▸ **Verilen görev A**
Eğitim sendikaları hakkındaki metne göre aşağıdaki soruları yanıtlayın.
(i) Eğitim ve Bilim Emekçileri Sendikası başka hangi adla anılıyor?
(ii) Eğitimciler Birliği Sendikası başka hangi adla anılıyor?
(iii) İki sendika nerelerde örgütlenmiş durumda?
▸ **Verilen görev B**
Eğitim sendikalarını tanıtan metni kaldığı yerden sürdürün.

▸ **Alıntı metin**

Bugün, yeni eğitim-öğretim döneminin hemen başında, ilk ve orta öğretimde “eğitim veren” öğretmenleri temsil eden 2 kuruluşa bakacağız biraz..

Görün bakalım, “temsil”de neredeler..

BİRİ “AK” DİYOR ÖTEKİ “KARA”

BiriEğitim ve Bilim Emekçileri Sendikası, nam-ı diğer “EĞİTİM-SEN”..

Diğeri de Eğitimciler Birliği Sendikası, nam-ı diğer “EĞİTİM-BİR-SEN”..

Her ikisi de Türkiye’nin her yerinde örgütlenmiş durumda..

Görevlerini, “eğitimcilerin ekonomik, sosyal, demokratik ve kültürel haklarını koruma ve geliştirme, özgür-demokratik bir çalışma yaşamının oluşturulması mücadelesi” olarak tanımlıyorlar..

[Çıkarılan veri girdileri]
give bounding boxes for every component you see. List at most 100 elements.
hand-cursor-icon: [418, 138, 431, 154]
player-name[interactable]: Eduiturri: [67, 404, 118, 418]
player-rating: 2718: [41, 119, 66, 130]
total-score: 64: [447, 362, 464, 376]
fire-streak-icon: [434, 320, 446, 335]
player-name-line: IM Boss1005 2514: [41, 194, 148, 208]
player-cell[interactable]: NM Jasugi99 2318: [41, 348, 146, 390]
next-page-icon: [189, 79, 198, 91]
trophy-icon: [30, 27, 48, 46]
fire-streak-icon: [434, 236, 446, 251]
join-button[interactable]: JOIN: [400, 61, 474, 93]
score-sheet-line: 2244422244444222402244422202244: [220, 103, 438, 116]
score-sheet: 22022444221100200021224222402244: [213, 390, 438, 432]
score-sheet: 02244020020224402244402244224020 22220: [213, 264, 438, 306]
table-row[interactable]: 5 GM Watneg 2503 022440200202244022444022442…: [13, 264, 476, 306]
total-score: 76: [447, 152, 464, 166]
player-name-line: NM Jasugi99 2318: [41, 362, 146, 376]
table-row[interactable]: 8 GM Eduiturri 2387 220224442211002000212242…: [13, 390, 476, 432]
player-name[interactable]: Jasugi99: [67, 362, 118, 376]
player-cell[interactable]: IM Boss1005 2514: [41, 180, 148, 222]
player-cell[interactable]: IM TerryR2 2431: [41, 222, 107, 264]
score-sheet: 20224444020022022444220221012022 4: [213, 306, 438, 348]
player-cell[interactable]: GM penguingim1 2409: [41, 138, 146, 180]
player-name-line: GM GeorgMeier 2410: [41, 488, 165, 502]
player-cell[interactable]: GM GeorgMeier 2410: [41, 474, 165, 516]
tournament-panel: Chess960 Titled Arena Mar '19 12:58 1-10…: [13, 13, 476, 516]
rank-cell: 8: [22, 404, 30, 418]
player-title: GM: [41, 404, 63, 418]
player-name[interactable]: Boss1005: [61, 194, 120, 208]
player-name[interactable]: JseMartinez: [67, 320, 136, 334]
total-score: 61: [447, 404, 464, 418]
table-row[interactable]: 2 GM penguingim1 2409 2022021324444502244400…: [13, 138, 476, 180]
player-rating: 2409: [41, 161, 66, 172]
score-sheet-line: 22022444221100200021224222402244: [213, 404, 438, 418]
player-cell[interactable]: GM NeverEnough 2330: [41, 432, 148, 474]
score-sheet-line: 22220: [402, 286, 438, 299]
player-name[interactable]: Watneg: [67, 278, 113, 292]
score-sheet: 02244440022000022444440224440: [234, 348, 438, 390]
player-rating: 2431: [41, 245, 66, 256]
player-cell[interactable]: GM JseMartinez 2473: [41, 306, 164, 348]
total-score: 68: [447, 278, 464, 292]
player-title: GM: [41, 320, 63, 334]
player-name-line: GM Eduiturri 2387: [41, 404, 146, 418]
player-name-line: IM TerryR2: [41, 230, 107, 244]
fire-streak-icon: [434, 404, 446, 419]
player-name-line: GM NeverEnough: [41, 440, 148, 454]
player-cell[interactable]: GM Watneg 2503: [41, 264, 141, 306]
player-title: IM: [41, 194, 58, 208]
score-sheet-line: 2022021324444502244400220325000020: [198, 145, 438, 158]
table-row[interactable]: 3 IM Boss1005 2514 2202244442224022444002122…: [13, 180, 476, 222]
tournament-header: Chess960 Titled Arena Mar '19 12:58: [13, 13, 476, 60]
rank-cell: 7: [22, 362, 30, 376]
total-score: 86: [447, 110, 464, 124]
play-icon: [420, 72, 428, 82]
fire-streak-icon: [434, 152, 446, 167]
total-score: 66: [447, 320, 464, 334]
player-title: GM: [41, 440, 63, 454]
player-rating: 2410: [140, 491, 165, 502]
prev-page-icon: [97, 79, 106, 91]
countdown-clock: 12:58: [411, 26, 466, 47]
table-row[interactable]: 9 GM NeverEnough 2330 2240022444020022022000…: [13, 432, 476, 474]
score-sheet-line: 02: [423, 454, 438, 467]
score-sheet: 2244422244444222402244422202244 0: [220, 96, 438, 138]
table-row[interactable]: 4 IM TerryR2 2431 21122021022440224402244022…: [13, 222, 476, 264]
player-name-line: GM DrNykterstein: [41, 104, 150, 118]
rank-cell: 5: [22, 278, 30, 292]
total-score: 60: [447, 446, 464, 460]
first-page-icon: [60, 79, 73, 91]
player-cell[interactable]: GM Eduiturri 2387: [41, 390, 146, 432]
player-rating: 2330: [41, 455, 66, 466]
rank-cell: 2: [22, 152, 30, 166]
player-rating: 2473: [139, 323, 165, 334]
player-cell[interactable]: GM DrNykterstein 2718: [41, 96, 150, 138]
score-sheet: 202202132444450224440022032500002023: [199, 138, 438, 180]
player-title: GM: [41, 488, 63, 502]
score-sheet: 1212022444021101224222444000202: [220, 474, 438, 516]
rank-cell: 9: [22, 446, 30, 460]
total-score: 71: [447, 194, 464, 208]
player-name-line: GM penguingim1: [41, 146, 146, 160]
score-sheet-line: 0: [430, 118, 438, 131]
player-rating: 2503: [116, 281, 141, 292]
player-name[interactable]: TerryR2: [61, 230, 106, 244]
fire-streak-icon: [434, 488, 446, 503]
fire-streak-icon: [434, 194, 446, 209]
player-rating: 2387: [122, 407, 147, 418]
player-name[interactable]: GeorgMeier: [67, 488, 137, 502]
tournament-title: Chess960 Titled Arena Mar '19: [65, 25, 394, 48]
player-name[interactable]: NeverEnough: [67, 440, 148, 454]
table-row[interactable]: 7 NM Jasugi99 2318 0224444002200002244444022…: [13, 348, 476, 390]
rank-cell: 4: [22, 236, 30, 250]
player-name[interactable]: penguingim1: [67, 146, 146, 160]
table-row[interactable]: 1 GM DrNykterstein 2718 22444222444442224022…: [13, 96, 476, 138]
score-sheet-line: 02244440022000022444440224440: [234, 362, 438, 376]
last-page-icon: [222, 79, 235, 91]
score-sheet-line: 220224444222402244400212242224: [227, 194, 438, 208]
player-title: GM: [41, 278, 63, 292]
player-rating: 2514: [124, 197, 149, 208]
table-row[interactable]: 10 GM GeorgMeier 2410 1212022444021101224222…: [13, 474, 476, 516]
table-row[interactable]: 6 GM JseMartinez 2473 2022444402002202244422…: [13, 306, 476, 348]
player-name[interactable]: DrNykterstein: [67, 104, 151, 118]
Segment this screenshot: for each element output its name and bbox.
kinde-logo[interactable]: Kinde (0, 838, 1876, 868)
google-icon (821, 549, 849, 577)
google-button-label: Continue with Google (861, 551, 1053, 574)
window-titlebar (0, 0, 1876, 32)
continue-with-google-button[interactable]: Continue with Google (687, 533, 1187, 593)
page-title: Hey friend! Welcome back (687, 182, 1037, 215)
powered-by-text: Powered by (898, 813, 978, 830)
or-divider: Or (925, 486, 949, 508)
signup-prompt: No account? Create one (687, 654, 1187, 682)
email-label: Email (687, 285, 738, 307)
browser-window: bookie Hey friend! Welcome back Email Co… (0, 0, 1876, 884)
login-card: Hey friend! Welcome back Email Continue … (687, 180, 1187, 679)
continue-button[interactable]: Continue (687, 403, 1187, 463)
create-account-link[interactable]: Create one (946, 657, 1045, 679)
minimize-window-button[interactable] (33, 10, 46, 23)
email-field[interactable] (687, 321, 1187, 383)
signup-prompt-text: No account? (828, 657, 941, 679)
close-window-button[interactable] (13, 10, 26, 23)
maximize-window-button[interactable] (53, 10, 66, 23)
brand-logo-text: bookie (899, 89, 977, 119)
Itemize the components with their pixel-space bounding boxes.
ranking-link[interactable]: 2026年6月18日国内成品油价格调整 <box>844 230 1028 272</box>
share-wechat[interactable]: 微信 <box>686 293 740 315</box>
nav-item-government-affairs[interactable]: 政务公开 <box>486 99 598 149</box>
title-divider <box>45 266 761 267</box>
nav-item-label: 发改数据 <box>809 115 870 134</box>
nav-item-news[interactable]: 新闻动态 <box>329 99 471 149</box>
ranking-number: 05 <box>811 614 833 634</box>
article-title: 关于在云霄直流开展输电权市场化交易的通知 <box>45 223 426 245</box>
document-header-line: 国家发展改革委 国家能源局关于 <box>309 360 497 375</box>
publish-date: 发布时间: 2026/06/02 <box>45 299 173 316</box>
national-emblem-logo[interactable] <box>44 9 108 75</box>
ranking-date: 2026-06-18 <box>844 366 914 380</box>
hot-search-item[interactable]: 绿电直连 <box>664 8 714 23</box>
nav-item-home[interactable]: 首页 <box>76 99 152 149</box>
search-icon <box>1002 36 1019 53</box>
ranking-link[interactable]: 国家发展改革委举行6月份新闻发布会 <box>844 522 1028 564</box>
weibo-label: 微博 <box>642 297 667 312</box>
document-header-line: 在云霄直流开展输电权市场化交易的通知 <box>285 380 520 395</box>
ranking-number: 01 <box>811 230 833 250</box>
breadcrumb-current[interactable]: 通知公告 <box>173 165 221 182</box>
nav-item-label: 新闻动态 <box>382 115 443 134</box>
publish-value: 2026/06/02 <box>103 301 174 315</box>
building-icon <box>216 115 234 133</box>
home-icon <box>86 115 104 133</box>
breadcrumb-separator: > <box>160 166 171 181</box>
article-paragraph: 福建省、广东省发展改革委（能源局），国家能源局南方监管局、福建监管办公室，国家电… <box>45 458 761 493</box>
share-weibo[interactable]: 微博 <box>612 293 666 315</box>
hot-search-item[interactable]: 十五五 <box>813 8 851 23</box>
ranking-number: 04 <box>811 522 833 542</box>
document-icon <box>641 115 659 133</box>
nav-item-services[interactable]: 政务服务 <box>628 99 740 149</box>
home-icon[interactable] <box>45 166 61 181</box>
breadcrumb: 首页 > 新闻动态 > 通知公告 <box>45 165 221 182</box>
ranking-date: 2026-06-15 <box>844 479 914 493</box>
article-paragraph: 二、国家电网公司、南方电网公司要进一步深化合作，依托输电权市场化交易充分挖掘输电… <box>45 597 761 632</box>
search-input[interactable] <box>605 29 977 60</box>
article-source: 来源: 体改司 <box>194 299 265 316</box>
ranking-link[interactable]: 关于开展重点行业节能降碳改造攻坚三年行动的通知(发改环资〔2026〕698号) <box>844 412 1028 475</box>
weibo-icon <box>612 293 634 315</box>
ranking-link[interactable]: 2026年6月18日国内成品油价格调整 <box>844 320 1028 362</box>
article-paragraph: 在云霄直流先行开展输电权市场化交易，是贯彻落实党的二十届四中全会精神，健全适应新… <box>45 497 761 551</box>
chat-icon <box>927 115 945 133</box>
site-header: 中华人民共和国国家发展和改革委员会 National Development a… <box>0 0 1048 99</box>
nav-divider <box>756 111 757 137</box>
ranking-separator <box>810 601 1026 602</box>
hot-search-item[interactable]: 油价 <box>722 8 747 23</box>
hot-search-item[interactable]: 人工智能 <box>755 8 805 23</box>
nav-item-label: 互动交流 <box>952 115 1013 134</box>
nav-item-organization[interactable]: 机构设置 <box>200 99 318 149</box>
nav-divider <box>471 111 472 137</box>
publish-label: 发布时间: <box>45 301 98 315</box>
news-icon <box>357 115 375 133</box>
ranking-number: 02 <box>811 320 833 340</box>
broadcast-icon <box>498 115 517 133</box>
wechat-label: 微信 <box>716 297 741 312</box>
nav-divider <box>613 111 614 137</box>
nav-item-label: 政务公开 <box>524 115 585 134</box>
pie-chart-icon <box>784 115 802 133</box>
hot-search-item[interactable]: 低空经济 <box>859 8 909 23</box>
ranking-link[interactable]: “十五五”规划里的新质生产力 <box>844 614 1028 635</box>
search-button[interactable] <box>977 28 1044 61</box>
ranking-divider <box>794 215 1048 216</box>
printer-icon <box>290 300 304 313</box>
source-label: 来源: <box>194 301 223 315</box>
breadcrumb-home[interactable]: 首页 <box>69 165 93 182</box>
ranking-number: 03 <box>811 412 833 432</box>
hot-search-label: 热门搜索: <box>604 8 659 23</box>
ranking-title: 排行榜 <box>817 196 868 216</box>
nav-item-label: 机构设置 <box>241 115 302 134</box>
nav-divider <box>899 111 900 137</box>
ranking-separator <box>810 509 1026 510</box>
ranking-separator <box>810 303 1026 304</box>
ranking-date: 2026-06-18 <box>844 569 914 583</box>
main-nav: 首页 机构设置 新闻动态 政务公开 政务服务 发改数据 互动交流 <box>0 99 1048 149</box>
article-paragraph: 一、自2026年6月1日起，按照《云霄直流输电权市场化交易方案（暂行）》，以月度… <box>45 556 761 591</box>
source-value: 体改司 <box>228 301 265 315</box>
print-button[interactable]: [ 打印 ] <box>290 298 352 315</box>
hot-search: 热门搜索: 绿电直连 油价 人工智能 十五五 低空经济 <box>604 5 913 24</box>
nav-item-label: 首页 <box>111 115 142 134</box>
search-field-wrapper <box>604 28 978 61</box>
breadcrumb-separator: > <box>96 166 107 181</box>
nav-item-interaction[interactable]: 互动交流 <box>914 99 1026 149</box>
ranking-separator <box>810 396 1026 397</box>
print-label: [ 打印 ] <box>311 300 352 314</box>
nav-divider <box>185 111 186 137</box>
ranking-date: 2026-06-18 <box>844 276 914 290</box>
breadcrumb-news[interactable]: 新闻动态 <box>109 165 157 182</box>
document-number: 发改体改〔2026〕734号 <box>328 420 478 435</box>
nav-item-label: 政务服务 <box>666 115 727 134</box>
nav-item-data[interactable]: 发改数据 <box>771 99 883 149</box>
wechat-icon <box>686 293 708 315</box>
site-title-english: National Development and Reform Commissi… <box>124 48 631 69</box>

▸ **Sonuç A**
(i) EĞİTİM-SEN
(ii) EĞİTİM-BİR-SEN
(iii) Türkiye'nin her yerinde

▸ **Sonuç B**
Yani..

Her ikisi de ilk ve orta öğrenimde görev yapan öğretmenlerin “daha iyi koşullarda görev yapması” için mücadele ediyor..

Ancak..

Aralarında “ideolojik” ayrılıklar var..

Ve bu nedenle birinin “ak” dediğine diğeri “kara” diyor..

Yani..

Siyaset, eğitim sendikalarında da varlığını tam anlamıyla sürdürüyor..

Açıkçası..

Öğretmen ve eğitimciler, sendika yöneticilerinin pek umurunda değil..

Tıpkı STK’lar gibi sendika yöneticileri de, “sendikayı kullanarak kendilerine toplumda bir yer edinmek” için konuşuyor, eleştiriyor, eylem yapıyor..

“EĞİTİMCİ”YE YAKIŞIR SÖYLEM

Kim olursa olsun, ideolojileri ya da inançları doğrultusunda söyledikleri, yaptıkları bir yere kadar hoşgörülebilir..

Ama..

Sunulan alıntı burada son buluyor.